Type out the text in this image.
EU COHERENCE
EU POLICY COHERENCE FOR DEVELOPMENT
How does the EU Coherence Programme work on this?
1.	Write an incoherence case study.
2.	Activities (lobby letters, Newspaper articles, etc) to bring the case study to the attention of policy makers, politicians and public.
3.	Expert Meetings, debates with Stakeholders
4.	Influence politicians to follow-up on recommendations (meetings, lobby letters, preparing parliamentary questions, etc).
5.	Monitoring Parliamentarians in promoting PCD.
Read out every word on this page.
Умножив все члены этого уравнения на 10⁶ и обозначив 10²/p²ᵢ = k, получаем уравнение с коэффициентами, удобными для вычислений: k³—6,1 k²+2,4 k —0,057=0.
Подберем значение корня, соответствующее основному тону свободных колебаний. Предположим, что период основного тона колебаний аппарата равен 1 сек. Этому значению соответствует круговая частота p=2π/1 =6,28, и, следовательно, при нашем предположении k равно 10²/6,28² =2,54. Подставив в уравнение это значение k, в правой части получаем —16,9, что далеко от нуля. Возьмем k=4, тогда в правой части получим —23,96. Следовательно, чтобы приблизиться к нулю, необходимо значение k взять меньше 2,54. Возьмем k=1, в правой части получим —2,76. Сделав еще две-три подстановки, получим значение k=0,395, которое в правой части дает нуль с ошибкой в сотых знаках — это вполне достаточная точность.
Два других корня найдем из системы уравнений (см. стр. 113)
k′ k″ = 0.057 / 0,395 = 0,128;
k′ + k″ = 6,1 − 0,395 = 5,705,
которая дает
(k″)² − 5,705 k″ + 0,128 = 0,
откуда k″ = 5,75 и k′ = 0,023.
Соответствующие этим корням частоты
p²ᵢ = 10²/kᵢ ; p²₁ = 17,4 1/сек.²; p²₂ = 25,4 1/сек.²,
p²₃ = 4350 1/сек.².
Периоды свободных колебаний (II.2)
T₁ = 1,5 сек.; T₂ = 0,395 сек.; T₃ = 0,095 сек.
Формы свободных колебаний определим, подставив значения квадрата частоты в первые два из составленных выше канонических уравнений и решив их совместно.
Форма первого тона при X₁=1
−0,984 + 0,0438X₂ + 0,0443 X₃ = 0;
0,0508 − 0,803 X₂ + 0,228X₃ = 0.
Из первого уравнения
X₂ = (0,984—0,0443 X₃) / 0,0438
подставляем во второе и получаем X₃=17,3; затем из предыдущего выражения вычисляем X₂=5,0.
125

============

Exercise task
Everything in the listing above should be restated exactly.

Answer to this problem
Type out the text in this image.
EU COHERENCE
EU POLICY COHERENCE FOR DEVELOPMENT
How does the EU Coherence Programme work on this?
1.	Write an incoherence case study.
2.	Activities (lobby letters, Newspaper articles, etc) to bring the case study to the attention of policy makers, politicians and public.
3.	Expert Meetings, debates with Stakeholders
4.	Influence politicians to follow-up on recommendations (meetings, lobby letters, preparing parliamentary questions, etc).
5.	Monitoring Parliamentarians in promoting PCD.
Read out every word on this page.
Умножив все члены этого уравнения на 10⁶ и обозначив 10²/p²ᵢ = k, получаем уравнение с коэффициентами, удобными для вычислений: k³—6,1 k²+2,4 k —0,057=0.
Подберем значение корня, соответствующее основному тону свободных колебаний. Предположим, что период основного тона колебаний аппарата равен 1 сек. Этому значению соответствует круговая частота p=2π/1 =6,28, и, следовательно, при нашем предположении k равно 10²/6,28² =2,54. Подставив в уравнение это значение k, в правой части получаем —16,9, что далеко от нуля. Возьмем k=4, тогда в правой части получим —23,96. Следовательно, чтобы приблизиться к нулю, необходимо значение k взять меньше 2,54. Возьмем k=1, в правой части получим —2,76. Сделав еще две-три подстановки, получим значение k=0,395, которое в правой части дает нуль с ошибкой в сотых знаках — это вполне достаточная точность.
Два других корня найдем из системы уравнений (см. стр. 113)
k′ k″ = 0.057 / 0,395 = 0,128;
k′ + k″ = 6,1 − 0,395 = 5,705,
которая дает
(k″)² − 5,705 k″ + 0,128 = 0,
откуда k″ = 5,75 и k′ = 0,023.
Соответствующие этим корням частоты
p²ᵢ = 10²/kᵢ ; p²₁ = 17,4 1/сек.²; p²₂ = 25,4 1/сек.²,
p²₃ = 4350 1/сек.².
Периоды свободных колебаний (II.2)
T₁ = 1,5 сек.; T₂ = 0,395 сек.; T₃ = 0,095 сек.
Формы свободных колебаний определим, подставив значения квадрата частоты в первые два из составленных выше канонических уравнений и решив их совместно.
Форма первого тона при X₁=1
−0,984 + 0,0438X₂ + 0,0443 X₃ = 0;
0,0508 − 0,803 X₂ + 0,228X₃ = 0.
Из первого уравнения
X₂ = (0,984—0,0443 X₃) / 0,0438
подставляем во второе и получаем X₃=17,3; затем из предыдущего выражения вычисляем X₂=5,0.
125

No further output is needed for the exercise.